- _EXERCISE BRIEF_: Locate every line in the records below that contains the word "type", and copy each one.
------ DATA IN THIS EXERCISE ------
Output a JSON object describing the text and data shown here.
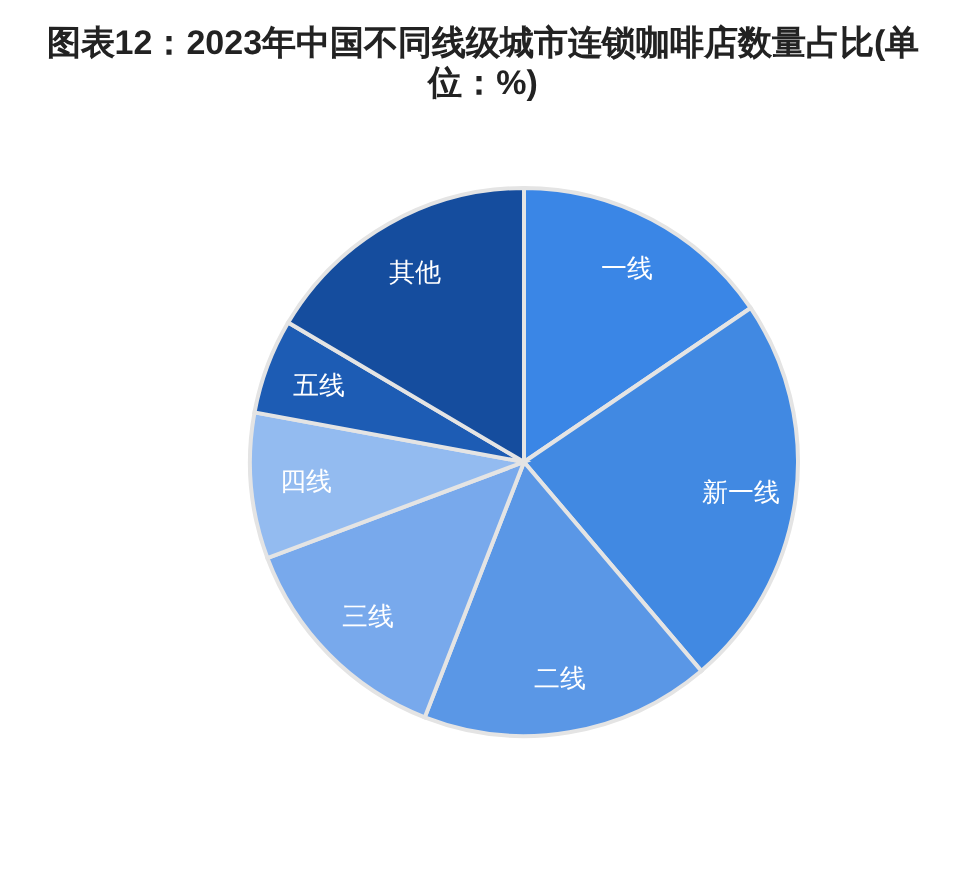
{
  "chart_data": {
    "type": "pie",
    "title": "图表12：2023年中国不同线级城市连锁咖啡店数量占比(单位：%)",
    "categories": [
      "一线",
      "新一线",
      "二线",
      "三线",
      "四线",
      "五线",
      "其他"
    ],
    "values": [
      15.5,
      23.3,
      17.1,
      13.4,
      8.6,
      5.6,
      16.5
    ],
    "colors": [
      "#3a86e6",
      "#4189e2",
      "#5a97e6",
      "#78a9ec",
      "#93bbf0",
      "#1d5cb4",
      "#154d9e"
    ]
  }
}
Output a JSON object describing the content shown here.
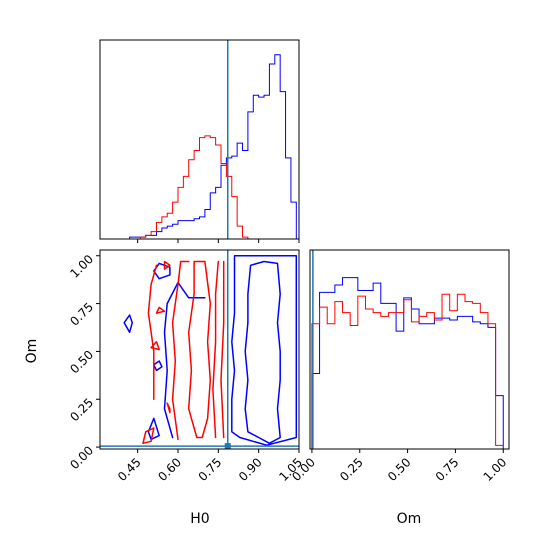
{
  "chart_data": {
    "type": "corner",
    "parameters": [
      "H0",
      "Om"
    ],
    "truth": {
      "H0": 0.785,
      "Om": 0.005,
      "color": "#1f77b4"
    },
    "series": [
      {
        "color": "#0000ff"
      },
      {
        "color": "#ff0000"
      }
    ],
    "panels": [
      {
        "id": "hist-H0",
        "type": "histogram",
        "x_param": "H0",
        "xlim": [
          0.31,
          1.05
        ],
        "ylim": [
          0,
          1.08
        ],
        "bin_edges": [
          0.32,
          0.34,
          0.36,
          0.38,
          0.4,
          0.42,
          0.44,
          0.46,
          0.48,
          0.5,
          0.52,
          0.54,
          0.56,
          0.58,
          0.6,
          0.62,
          0.64,
          0.66,
          0.68,
          0.7,
          0.72,
          0.74,
          0.76,
          0.78,
          0.8,
          0.82,
          0.84,
          0.86,
          0.88,
          0.9,
          0.92,
          0.94,
          0.96,
          0.98,
          1.0,
          1.02,
          1.04
        ],
        "series_values": [
          [
            0.0,
            0.0,
            0.0,
            0.0,
            0.0,
            0.01,
            0.01,
            0.01,
            0.02,
            0.02,
            0.04,
            0.06,
            0.07,
            0.08,
            0.1,
            0.1,
            0.1,
            0.11,
            0.12,
            0.16,
            0.25,
            0.28,
            0.4,
            0.44,
            0.45,
            0.52,
            0.48,
            0.69,
            0.78,
            0.77,
            0.78,
            0.95,
            1.0,
            0.8,
            0.44,
            0.2
          ],
          [
            0.0,
            0.0,
            0.0,
            0.0,
            0.0,
            0.0,
            0.0,
            0.01,
            0.02,
            0.04,
            0.09,
            0.12,
            0.14,
            0.2,
            0.28,
            0.34,
            0.43,
            0.48,
            0.55,
            0.56,
            0.55,
            0.51,
            0.41,
            0.34,
            0.23,
            0.07,
            0.01,
            0.0,
            0.0,
            0.0,
            0.0,
            0.0,
            0.0,
            0.0,
            0.0,
            0.0
          ]
        ]
      },
      {
        "id": "contour-H0-Om",
        "type": "contour",
        "x_param": "H0",
        "y_param": "Om",
        "xlim": [
          0.31,
          1.05
        ],
        "ylim": [
          -0.01,
          1.03
        ],
        "x_ticks": [
          "0.45",
          "0.60",
          "0.75",
          "0.90",
          "1.05"
        ],
        "x_tick_values": [
          0.45,
          0.6,
          0.75,
          0.9,
          1.05
        ],
        "y_ticks": [
          "0.00",
          "0.25",
          "0.50",
          "0.75",
          "1.00"
        ],
        "y_tick_values": [
          0.0,
          0.25,
          0.5,
          0.75,
          1.0
        ],
        "xlabel": "H0",
        "ylabel": "Om",
        "series_contours": [
          [
            [
              [
                0.9,
                0.05
              ],
              [
                0.86,
                0.08
              ],
              [
                0.85,
                0.2
              ],
              [
                0.86,
                0.35
              ],
              [
                0.85,
                0.5
              ],
              [
                0.86,
                0.65
              ],
              [
                0.86,
                0.8
              ],
              [
                0.87,
                0.95
              ],
              [
                0.92,
                0.97
              ],
              [
                0.97,
                0.96
              ],
              [
                0.98,
                0.8
              ],
              [
                0.97,
                0.65
              ],
              [
                0.98,
                0.5
              ],
              [
                0.98,
                0.35
              ],
              [
                0.97,
                0.2
              ],
              [
                0.98,
                0.05
              ],
              [
                0.94,
                0.02
              ],
              [
                0.9,
                0.05
              ]
            ],
            [
              [
                0.83,
                0.05
              ],
              [
                0.8,
                0.08
              ],
              [
                0.8,
                0.25
              ],
              [
                0.81,
                0.4
              ],
              [
                0.8,
                0.55
              ],
              [
                0.81,
                0.7
              ],
              [
                0.81,
                0.85
              ],
              [
                0.81,
                1.0
              ],
              [
                1.04,
                1.0
              ],
              [
                1.04,
                0.05
              ],
              [
                0.93,
                0.01
              ],
              [
                0.83,
                0.05
              ]
            ],
            [
              [
                0.58,
                0.05
              ],
              [
                0.55,
                0.2
              ],
              [
                0.56,
                0.4
              ],
              [
                0.55,
                0.6
              ],
              [
                0.56,
                0.75
              ],
              [
                0.6,
                0.86
              ],
              [
                0.64,
                0.78
              ],
              [
                0.7,
                0.78
              ]
            ],
            [
              [
                0.4,
                0.65
              ],
              [
                0.42,
                0.69
              ],
              [
                0.43,
                0.65
              ],
              [
                0.42,
                0.6
              ],
              [
                0.4,
                0.65
              ]
            ],
            [
              [
                0.51,
                0.15
              ],
              [
                0.49,
                0.08
              ],
              [
                0.5,
                0.04
              ],
              [
                0.53,
                0.06
              ],
              [
                0.51,
                0.15
              ]
            ],
            [
              [
                0.51,
                0.43
              ],
              [
                0.53,
                0.45
              ],
              [
                0.54,
                0.42
              ],
              [
                0.52,
                0.4
              ],
              [
                0.51,
                0.43
              ]
            ],
            [
              [
                0.51,
                0.92
              ],
              [
                0.53,
                0.96
              ],
              [
                0.57,
                0.94
              ],
              [
                0.57,
                0.9
              ],
              [
                0.53,
                0.88
              ],
              [
                0.51,
                0.92
              ]
            ]
          ],
          [
            [
              [
                0.67,
                0.05
              ],
              [
                0.64,
                0.2
              ],
              [
                0.65,
                0.4
              ],
              [
                0.64,
                0.6
              ],
              [
                0.66,
                0.8
              ],
              [
                0.66,
                0.97
              ],
              [
                0.7,
                0.97
              ],
              [
                0.72,
                0.75
              ],
              [
                0.71,
                0.55
              ],
              [
                0.72,
                0.35
              ],
              [
                0.71,
                0.15
              ],
              [
                0.69,
                0.05
              ],
              [
                0.67,
                0.05
              ]
            ],
            [
              [
                0.6,
                0.04
              ],
              [
                0.58,
                0.25
              ],
              [
                0.59,
                0.45
              ],
              [
                0.58,
                0.65
              ],
              [
                0.6,
                0.85
              ],
              [
                0.61,
                0.97
              ],
              [
                0.64,
                0.97
              ]
            ],
            [
              [
                0.51,
                0.25
              ],
              [
                0.51,
                0.5
              ],
              [
                0.49,
                0.7
              ],
              [
                0.5,
                0.85
              ],
              [
                0.52,
                0.95
              ]
            ],
            [
              [
                0.57,
                0.2
              ],
              [
                0.56,
                0.23
              ],
              [
                0.57,
                0.18
              ],
              [
                0.57,
                0.2
              ]
            ],
            [
              [
                0.47,
                0.02
              ],
              [
                0.5,
                0.03
              ],
              [
                0.51,
                0.1
              ],
              [
                0.48,
                0.08
              ],
              [
                0.47,
                0.02
              ]
            ],
            [
              [
                0.5,
                0.52
              ],
              [
                0.52,
                0.55
              ],
              [
                0.53,
                0.51
              ],
              [
                0.5,
                0.52
              ]
            ],
            [
              [
                0.52,
                0.7
              ],
              [
                0.53,
                0.73
              ],
              [
                0.55,
                0.71
              ],
              [
                0.52,
                0.7
              ]
            ],
            [
              [
                0.55,
                0.93
              ],
              [
                0.55,
                0.97
              ],
              [
                0.57,
                0.95
              ],
              [
                0.55,
                0.93
              ]
            ],
            [
              [
                0.74,
                0.05
              ],
              [
                0.73,
                0.3
              ],
              [
                0.74,
                0.55
              ],
              [
                0.74,
                0.8
              ],
              [
                0.75,
                0.97
              ]
            ],
            [
              [
                0.77,
                0.05
              ],
              [
                0.76,
                0.35
              ],
              [
                0.77,
                0.65
              ],
              [
                0.77,
                0.97
              ]
            ]
          ]
        ]
      },
      {
        "id": "hist-Om",
        "type": "histogram",
        "x_param": "Om",
        "xlim": [
          -0.01,
          1.03
        ],
        "ylim": [
          0,
          1.08
        ],
        "x_ticks": [
          "0.00",
          "0.25",
          "0.50",
          "0.75",
          "1.00"
        ],
        "x_tick_values": [
          0.0,
          0.25,
          0.5,
          0.75,
          1.0
        ],
        "xlabel": "Om",
        "bin_edges": [
          0.0,
          0.04,
          0.08,
          0.12,
          0.16,
          0.2,
          0.24,
          0.28,
          0.32,
          0.36,
          0.4,
          0.44,
          0.48,
          0.52,
          0.56,
          0.6,
          0.64,
          0.68,
          0.72,
          0.76,
          0.8,
          0.84,
          0.88,
          0.92,
          0.96,
          1.0
        ],
        "series_values": [
          [
            0.41,
            0.85,
            0.85,
            0.89,
            0.93,
            0.93,
            0.86,
            0.86,
            0.9,
            0.79,
            0.79,
            0.64,
            0.82,
            0.76,
            0.68,
            0.68,
            0.71,
            0.71,
            0.7,
            0.72,
            0.72,
            0.69,
            0.68,
            0.66,
            0.29
          ],
          [
            0.68,
            0.77,
            0.68,
            0.8,
            0.74,
            0.67,
            0.83,
            0.76,
            0.74,
            0.72,
            0.74,
            0.74,
            0.81,
            0.69,
            0.72,
            0.74,
            0.7,
            0.84,
            0.75,
            0.84,
            0.8,
            0.79,
            0.74,
            0.68,
            0.02
          ]
        ]
      }
    ]
  }
}
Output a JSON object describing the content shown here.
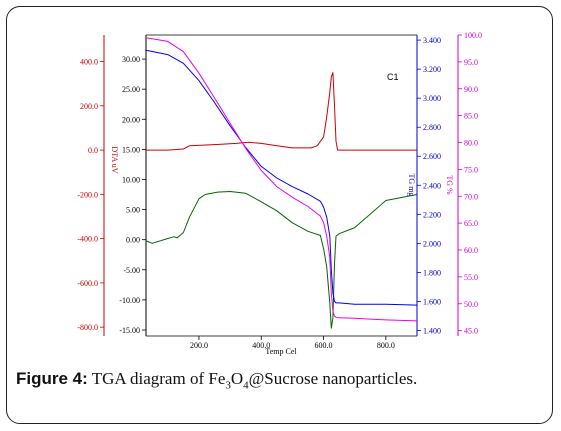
------
- _FINAL RESULT_:
    "type": "pie",
    "type": "corner",
        "type": "histogram",
        "type": "contour",
        "type": "histogram",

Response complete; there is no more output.